___ The input
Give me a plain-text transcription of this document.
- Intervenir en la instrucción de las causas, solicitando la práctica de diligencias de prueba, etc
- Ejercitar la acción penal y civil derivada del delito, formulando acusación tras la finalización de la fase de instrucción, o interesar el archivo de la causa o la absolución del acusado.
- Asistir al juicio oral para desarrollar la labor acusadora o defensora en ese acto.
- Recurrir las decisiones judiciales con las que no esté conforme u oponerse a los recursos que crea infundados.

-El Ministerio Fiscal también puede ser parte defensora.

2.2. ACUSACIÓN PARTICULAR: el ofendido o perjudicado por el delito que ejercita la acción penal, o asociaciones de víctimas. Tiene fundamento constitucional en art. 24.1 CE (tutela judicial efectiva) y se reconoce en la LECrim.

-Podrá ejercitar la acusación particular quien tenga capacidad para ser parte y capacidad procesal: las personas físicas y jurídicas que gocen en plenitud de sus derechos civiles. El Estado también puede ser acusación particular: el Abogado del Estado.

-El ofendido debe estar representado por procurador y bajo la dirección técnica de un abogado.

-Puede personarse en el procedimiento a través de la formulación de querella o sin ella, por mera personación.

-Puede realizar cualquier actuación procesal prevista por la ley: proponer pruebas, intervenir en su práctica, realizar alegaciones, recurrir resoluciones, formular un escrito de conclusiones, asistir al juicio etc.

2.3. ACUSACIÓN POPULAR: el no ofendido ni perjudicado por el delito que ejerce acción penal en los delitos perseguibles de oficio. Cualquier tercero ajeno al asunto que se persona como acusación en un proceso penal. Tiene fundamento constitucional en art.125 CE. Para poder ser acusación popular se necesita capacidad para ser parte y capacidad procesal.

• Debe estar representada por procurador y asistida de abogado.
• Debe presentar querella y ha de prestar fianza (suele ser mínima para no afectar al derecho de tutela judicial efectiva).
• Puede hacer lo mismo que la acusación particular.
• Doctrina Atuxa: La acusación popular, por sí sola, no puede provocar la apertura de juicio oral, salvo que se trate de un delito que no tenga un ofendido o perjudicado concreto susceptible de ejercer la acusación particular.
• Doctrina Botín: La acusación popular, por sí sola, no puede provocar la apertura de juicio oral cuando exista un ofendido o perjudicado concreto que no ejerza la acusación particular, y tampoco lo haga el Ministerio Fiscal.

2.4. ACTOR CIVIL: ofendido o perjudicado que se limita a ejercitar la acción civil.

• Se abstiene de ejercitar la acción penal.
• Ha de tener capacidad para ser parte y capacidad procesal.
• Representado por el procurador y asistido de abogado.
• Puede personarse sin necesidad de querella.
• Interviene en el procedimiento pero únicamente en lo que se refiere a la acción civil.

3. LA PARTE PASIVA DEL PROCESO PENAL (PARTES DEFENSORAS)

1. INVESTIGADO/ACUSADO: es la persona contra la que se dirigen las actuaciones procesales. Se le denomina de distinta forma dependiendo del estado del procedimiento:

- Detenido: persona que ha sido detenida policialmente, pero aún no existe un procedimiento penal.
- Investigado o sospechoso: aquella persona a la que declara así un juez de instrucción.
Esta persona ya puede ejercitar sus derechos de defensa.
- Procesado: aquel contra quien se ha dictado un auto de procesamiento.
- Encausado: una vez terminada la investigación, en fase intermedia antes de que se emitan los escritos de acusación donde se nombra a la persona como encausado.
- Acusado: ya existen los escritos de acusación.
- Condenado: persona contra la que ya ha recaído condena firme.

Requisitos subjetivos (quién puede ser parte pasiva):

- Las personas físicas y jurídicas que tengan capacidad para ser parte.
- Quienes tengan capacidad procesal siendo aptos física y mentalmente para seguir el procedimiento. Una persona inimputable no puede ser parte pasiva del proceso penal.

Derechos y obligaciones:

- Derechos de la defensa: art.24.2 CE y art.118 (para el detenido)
______
___ The input
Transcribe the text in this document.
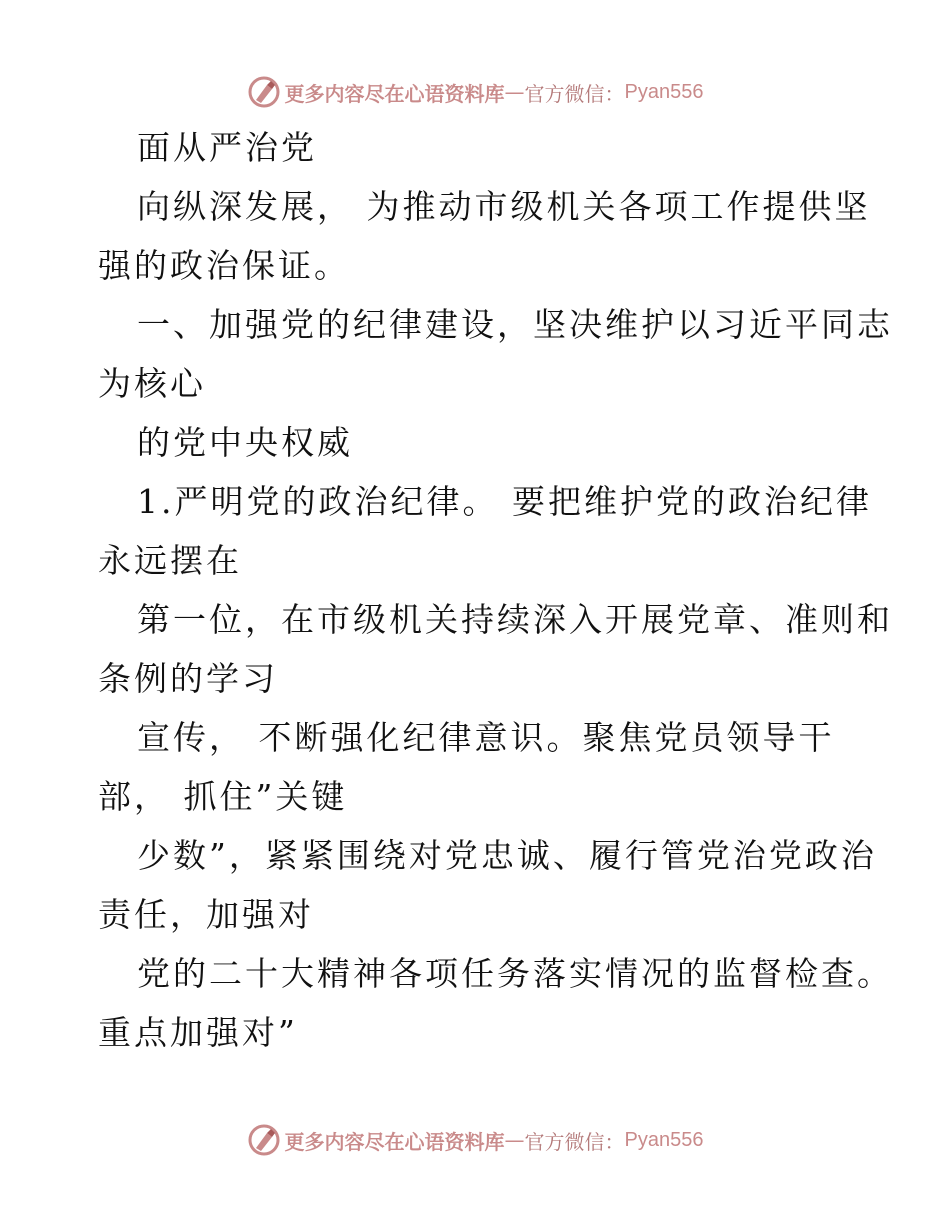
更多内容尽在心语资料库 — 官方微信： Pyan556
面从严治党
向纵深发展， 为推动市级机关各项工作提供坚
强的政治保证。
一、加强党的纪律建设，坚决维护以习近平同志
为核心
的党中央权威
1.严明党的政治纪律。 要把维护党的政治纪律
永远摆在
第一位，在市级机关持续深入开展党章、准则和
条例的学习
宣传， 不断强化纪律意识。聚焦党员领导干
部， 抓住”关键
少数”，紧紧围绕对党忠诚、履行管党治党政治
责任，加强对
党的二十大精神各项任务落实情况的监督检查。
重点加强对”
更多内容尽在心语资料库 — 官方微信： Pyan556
______
== Work to complete ==
Return every line of the preceding records in which the word "pero" appears.

== Answer ==
• Interviene en el procedimiento pero únicamente en lo que se refiere a la acción civil.
- Detenido: persona que ha sido detenida policialmente, pero aún no existe un procedimiento penal.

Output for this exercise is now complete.